== Exercise input

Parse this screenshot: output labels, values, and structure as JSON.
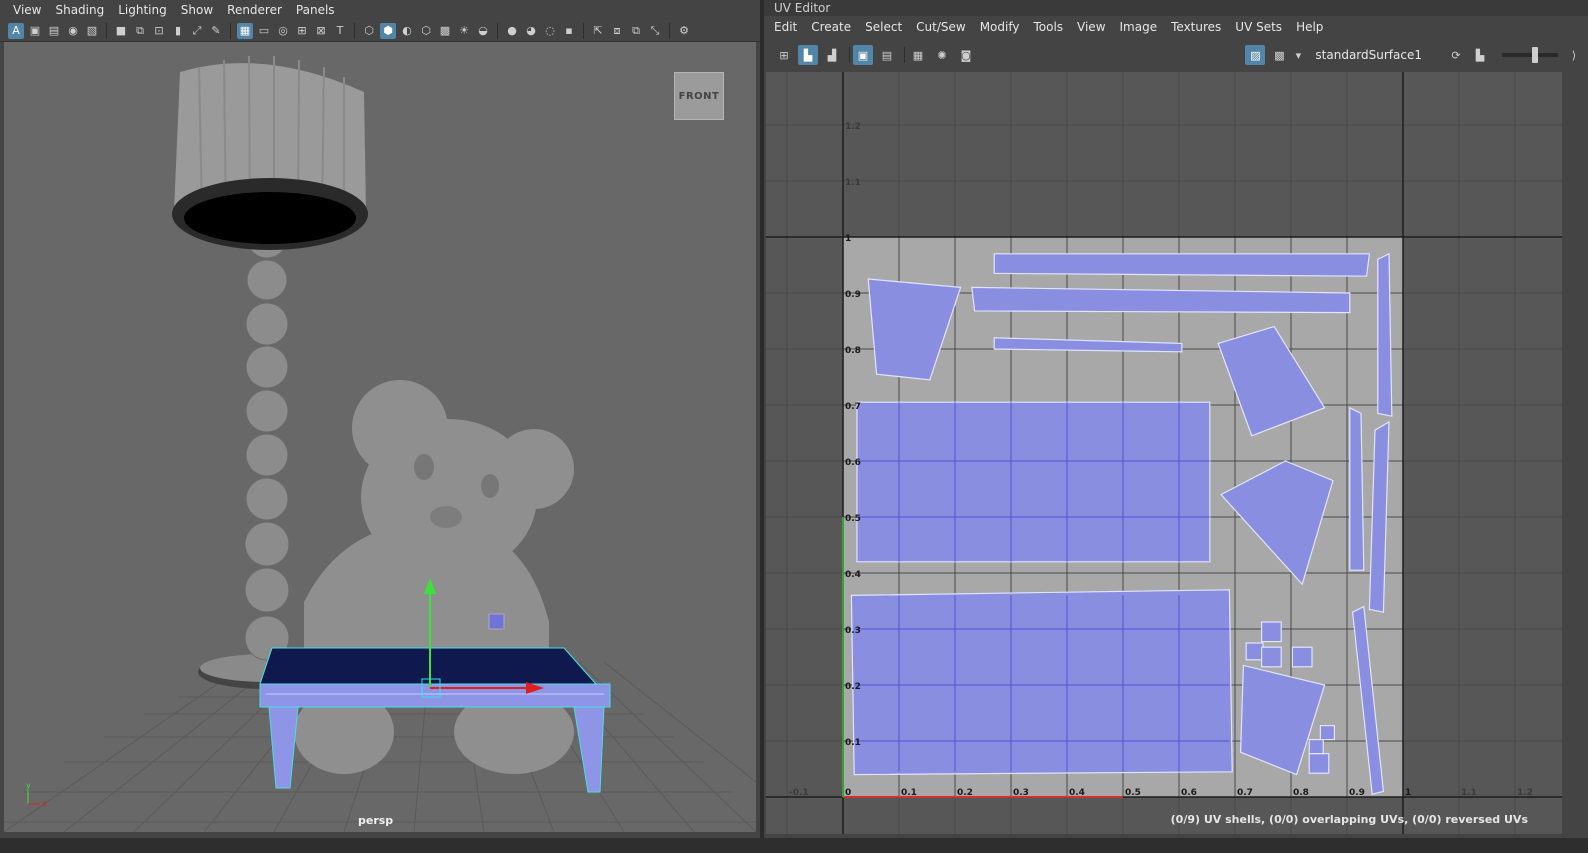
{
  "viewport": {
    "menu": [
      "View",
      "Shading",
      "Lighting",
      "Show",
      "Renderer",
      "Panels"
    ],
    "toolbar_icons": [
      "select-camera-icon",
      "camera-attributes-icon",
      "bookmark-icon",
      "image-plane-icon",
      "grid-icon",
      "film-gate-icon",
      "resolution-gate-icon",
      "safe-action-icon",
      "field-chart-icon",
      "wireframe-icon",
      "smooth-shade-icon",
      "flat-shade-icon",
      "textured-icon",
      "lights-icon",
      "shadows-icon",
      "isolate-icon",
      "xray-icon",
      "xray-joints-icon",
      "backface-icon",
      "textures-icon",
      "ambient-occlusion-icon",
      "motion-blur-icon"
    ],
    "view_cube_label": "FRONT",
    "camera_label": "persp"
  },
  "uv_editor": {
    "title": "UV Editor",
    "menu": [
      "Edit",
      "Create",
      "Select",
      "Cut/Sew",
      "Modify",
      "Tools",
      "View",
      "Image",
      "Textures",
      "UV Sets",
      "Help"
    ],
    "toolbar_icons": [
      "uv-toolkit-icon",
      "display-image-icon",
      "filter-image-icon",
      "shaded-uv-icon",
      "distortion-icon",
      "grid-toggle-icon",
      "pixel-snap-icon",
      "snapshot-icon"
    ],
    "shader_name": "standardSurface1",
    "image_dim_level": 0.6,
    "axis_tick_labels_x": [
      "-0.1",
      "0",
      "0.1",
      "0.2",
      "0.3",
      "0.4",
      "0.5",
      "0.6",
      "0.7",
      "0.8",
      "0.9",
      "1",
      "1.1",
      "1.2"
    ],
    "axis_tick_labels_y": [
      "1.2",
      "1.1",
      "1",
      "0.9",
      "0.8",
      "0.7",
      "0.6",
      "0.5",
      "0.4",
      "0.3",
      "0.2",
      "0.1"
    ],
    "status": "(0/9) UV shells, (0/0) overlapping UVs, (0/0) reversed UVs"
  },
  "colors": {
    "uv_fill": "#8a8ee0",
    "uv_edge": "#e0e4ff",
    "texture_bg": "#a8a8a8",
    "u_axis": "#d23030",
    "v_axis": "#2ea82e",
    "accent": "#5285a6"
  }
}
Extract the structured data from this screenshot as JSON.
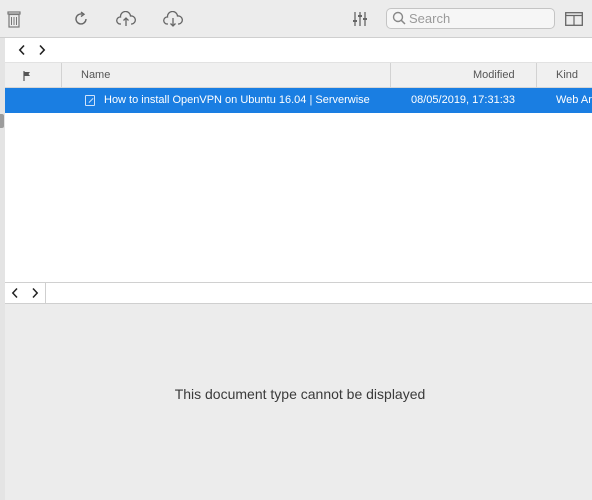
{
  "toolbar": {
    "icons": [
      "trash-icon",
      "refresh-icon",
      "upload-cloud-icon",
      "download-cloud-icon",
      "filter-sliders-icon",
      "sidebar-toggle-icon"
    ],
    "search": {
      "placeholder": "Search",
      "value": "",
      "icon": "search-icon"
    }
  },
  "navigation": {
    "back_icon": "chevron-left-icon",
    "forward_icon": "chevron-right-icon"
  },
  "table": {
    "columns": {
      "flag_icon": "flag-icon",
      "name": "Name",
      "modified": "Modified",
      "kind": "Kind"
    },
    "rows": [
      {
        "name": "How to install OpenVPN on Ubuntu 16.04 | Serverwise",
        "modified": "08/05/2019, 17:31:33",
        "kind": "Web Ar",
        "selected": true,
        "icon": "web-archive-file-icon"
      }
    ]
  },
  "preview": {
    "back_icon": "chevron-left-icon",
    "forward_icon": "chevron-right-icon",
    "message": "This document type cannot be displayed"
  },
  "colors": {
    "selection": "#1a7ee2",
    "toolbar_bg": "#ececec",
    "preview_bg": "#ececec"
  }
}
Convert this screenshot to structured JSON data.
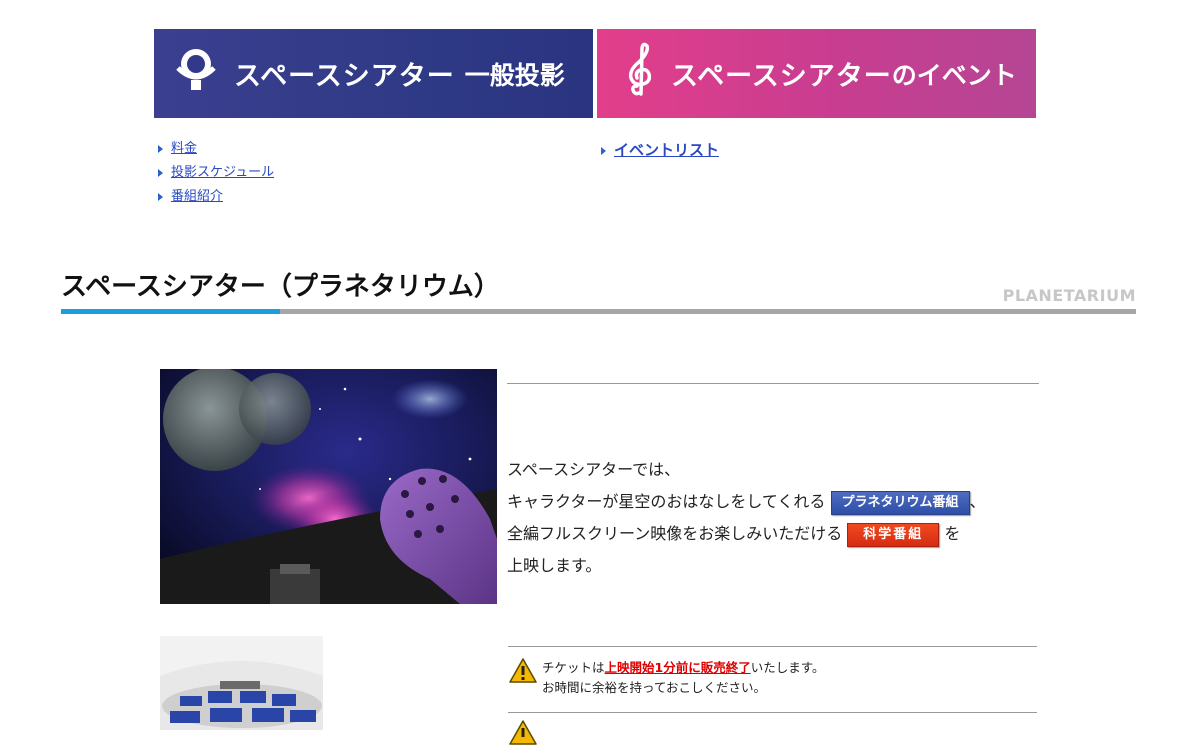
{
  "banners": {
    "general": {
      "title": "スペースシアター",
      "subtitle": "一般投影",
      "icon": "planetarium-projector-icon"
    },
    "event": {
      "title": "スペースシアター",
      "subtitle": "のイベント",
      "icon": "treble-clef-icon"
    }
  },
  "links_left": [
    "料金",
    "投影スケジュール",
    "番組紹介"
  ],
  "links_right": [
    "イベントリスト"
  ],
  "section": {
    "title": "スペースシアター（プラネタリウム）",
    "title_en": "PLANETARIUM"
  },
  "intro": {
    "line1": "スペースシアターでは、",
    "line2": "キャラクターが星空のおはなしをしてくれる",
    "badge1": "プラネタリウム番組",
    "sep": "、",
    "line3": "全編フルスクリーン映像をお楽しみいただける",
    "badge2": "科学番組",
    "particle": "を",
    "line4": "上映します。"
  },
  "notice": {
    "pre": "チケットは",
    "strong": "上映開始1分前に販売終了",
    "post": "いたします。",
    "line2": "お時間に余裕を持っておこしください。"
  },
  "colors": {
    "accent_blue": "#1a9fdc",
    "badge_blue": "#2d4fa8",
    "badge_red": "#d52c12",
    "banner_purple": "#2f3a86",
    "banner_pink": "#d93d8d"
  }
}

====

## Required task
Would you mind returning each entry above word for word, skipping the images?

## Solution to the problem
Parse this screenshot: output labels, values, and structure as JSON.
{
  "viewport": {
    "menu": [
      "View",
      "Shading",
      "Lighting",
      "Show",
      "Renderer",
      "Panels"
    ],
    "toolbar_icons": [
      "select-camera-icon",
      "camera-attributes-icon",
      "bookmark-icon",
      "image-plane-icon",
      "grid-icon",
      "film-gate-icon",
      "resolution-gate-icon",
      "safe-action-icon",
      "field-chart-icon",
      "wireframe-icon",
      "smooth-shade-icon",
      "flat-shade-icon",
      "textured-icon",
      "lights-icon",
      "shadows-icon",
      "isolate-icon",
      "xray-icon",
      "xray-joints-icon",
      "backface-icon",
      "textures-icon",
      "ambient-occlusion-icon",
      "motion-blur-icon"
    ],
    "view_cube_label": "FRONT",
    "camera_label": "persp"
  },
  "uv_editor": {
    "title": "UV Editor",
    "menu": [
      "Edit",
      "Create",
      "Select",
      "Cut/Sew",
      "Modify",
      "Tools",
      "View",
      "Image",
      "Textures",
      "UV Sets",
      "Help"
    ],
    "toolbar_icons": [
      "uv-toolkit-icon",
      "display-image-icon",
      "filter-image-icon",
      "shaded-uv-icon",
      "distortion-icon",
      "grid-toggle-icon",
      "pixel-snap-icon",
      "snapshot-icon"
    ],
    "shader_name": "standardSurface1",
    "image_dim_level": 0.6,
    "axis_tick_labels_x": [
      "-0.1",
      "0",
      "0.1",
      "0.2",
      "0.3",
      "0.4",
      "0.5",
      "0.6",
      "0.7",
      "0.8",
      "0.9",
      "1",
      "1.1",
      "1.2"
    ],
    "axis_tick_labels_y": [
      "1.2",
      "1.1",
      "1",
      "0.9",
      "0.8",
      "0.7",
      "0.6",
      "0.5",
      "0.4",
      "0.3",
      "0.2",
      "0.1"
    ],
    "status": "(0/9) UV shells, (0/0) overlapping UVs, (0/0) reversed UVs"
  },
  "colors": {
    "uv_fill": "#8a8ee0",
    "uv_edge": "#e0e4ff",
    "texture_bg": "#a8a8a8",
    "u_axis": "#d23030",
    "v_axis": "#2ea82e",
    "accent": "#5285a6"
  }
}
Extract the structured data from this screenshot as JSON.
{
  "toolbar": {
    "icons": [
      "trash-icon",
      "refresh-icon",
      "upload-cloud-icon",
      "download-cloud-icon",
      "filter-sliders-icon",
      "sidebar-toggle-icon"
    ],
    "search": {
      "placeholder": "Search",
      "value": "",
      "icon": "search-icon"
    }
  },
  "navigation": {
    "back_icon": "chevron-left-icon",
    "forward_icon": "chevron-right-icon"
  },
  "table": {
    "columns": {
      "flag_icon": "flag-icon",
      "name": "Name",
      "modified": "Modified",
      "kind": "Kind"
    },
    "rows": [
      {
        "name": "How to install OpenVPN on Ubuntu 16.04 | Serverwise",
        "modified": "08/05/2019, 17:31:33",
        "kind": "Web Ar",
        "selected": true,
        "icon": "web-archive-file-icon"
      }
    ]
  },
  "preview": {
    "back_icon": "chevron-left-icon",
    "forward_icon": "chevron-right-icon",
    "message": "This document type cannot be displayed"
  },
  "colors": {
    "selection": "#1a7ee2",
    "toolbar_bg": "#ececec",
    "preview_bg": "#ececec"
  }
}
Convert this screenshot to structured JSON data.
{
  "banners": {
    "general": {
      "title": "スペースシアター",
      "subtitle": "一般投影",
      "icon": "planetarium-projector-icon"
    },
    "event": {
      "title": "スペースシアター",
      "subtitle": "のイベント",
      "icon": "treble-clef-icon"
    }
  },
  "links_left": [
    "料金",
    "投影スケジュール",
    "番組紹介"
  ],
  "links_right": [
    "イベントリスト"
  ],
  "section": {
    "title": "スペースシアター（プラネタリウム）",
    "title_en": "PLANETARIUM"
  },
  "intro": {
    "line1": "スペースシアターでは、",
    "line2": "キャラクターが星空のおはなしをしてくれる",
    "badge1": "プラネタリウム番組",
    "sep": "、",
    "line3": "全編フルスクリーン映像をお楽しみいただける",
    "badge2": "科学番組",
    "particle": "を",
    "line4": "上映します。"
  },
  "notice": {
    "pre": "チケットは",
    "strong": "上映開始1分前に販売終了",
    "post": "いたします。",
    "line2": "お時間に余裕を持っておこしください。"
  },
  "colors": {
    "accent_blue": "#1a9fdc",
    "badge_blue": "#2d4fa8",
    "badge_red": "#d52c12",
    "banner_purple": "#2f3a86",
    "banner_pink": "#d93d8d"
  }
}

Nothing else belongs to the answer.